**Your instructions**
Would you quote every entry exactly, dropping only the pictures?
____
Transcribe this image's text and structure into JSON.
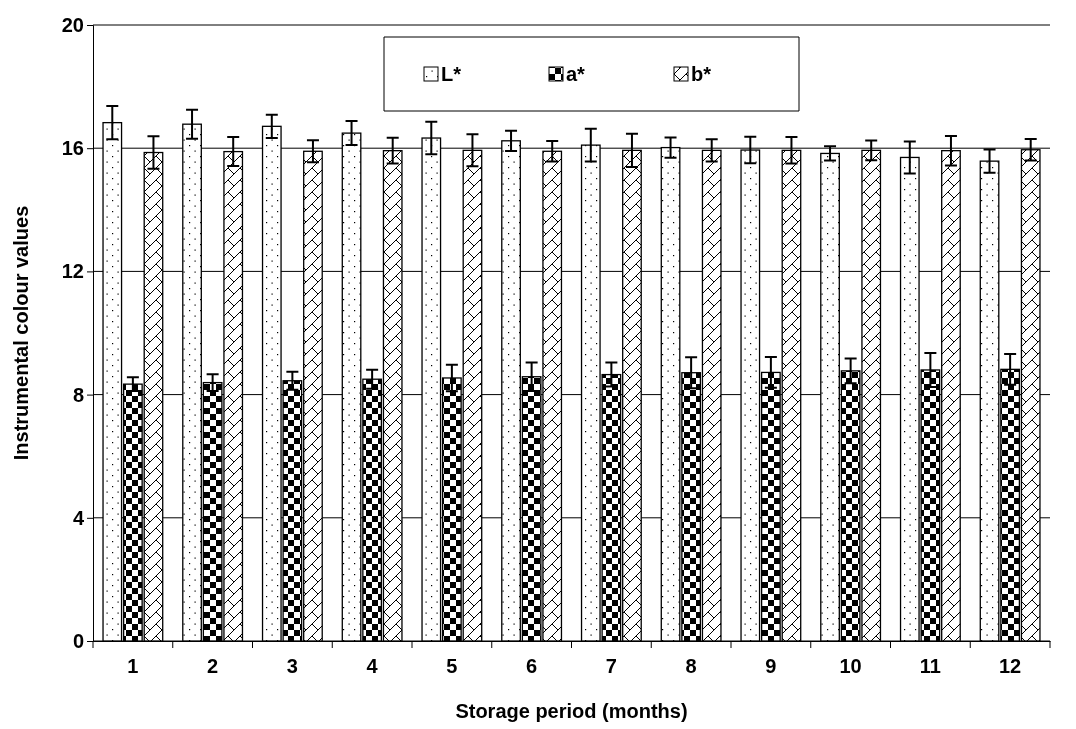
{
  "chart_data": {
    "type": "bar",
    "xlabel": "Storage period (months)",
    "ylabel": "Instrumental colour values",
    "categories": [
      "1",
      "2",
      "3",
      "4",
      "5",
      "6",
      "7",
      "8",
      "9",
      "10",
      "11",
      "12"
    ],
    "series": [
      {
        "name": "L*",
        "color": "#000000",
        "values": [
          16.83,
          16.78,
          16.71,
          16.49,
          16.33,
          16.24,
          16.1,
          16.02,
          15.94,
          15.83,
          15.7,
          15.58
        ],
        "errors": [
          0.54,
          0.47,
          0.38,
          0.39,
          0.53,
          0.33,
          0.53,
          0.33,
          0.43,
          0.23,
          0.52,
          0.38
        ]
      },
      {
        "name": "a*",
        "color": "#000000",
        "values": [
          8.34,
          8.39,
          8.45,
          8.5,
          8.54,
          8.58,
          8.65,
          8.71,
          8.72,
          8.77,
          8.8,
          8.82
        ],
        "errors": [
          0.22,
          0.27,
          0.29,
          0.31,
          0.43,
          0.46,
          0.39,
          0.5,
          0.5,
          0.4,
          0.55,
          0.5
        ]
      },
      {
        "name": "b*",
        "color": "#000000",
        "values": [
          15.86,
          15.89,
          15.9,
          15.92,
          15.93,
          15.9,
          15.93,
          15.93,
          15.93,
          15.93,
          15.92,
          15.95
        ],
        "errors": [
          0.53,
          0.47,
          0.36,
          0.42,
          0.52,
          0.33,
          0.54,
          0.36,
          0.43,
          0.32,
          0.48,
          0.35
        ]
      }
    ],
    "ylim": [
      0,
      20
    ],
    "yticks": [
      0,
      4,
      8,
      12,
      16,
      20
    ],
    "grid": "y",
    "legend": "top"
  }
}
____
**Full response**
Transcribe this image's text and structure into JSON.
{
  "chart_data": {
    "type": "bar",
    "xlabel": "Storage period (months)",
    "ylabel": "Instrumental colour values",
    "categories": [
      "1",
      "2",
      "3",
      "4",
      "5",
      "6",
      "7",
      "8",
      "9",
      "10",
      "11",
      "12"
    ],
    "series": [
      {
        "name": "L*",
        "color": "#000000",
        "values": [
          16.83,
          16.78,
          16.71,
          16.49,
          16.33,
          16.24,
          16.1,
          16.02,
          15.94,
          15.83,
          15.7,
          15.58
        ],
        "errors": [
          0.54,
          0.47,
          0.38,
          0.39,
          0.53,
          0.33,
          0.53,
          0.33,
          0.43,
          0.23,
          0.52,
          0.38
        ]
      },
      {
        "name": "a*",
        "color": "#000000",
        "values": [
          8.34,
          8.39,
          8.45,
          8.5,
          8.54,
          8.58,
          8.65,
          8.71,
          8.72,
          8.77,
          8.8,
          8.82
        ],
        "errors": [
          0.22,
          0.27,
          0.29,
          0.31,
          0.43,
          0.46,
          0.39,
          0.5,
          0.5,
          0.4,
          0.55,
          0.5
        ]
      },
      {
        "name": "b*",
        "color": "#000000",
        "values": [
          15.86,
          15.89,
          15.9,
          15.92,
          15.93,
          15.9,
          15.93,
          15.93,
          15.93,
          15.93,
          15.92,
          15.95
        ],
        "errors": [
          0.53,
          0.47,
          0.36,
          0.42,
          0.52,
          0.33,
          0.54,
          0.36,
          0.43,
          0.32,
          0.48,
          0.35
        ]
      }
    ],
    "ylim": [
      0,
      20
    ],
    "yticks": [
      0,
      4,
      8,
      12,
      16,
      20
    ],
    "grid": "y",
    "legend": "top"
  }
}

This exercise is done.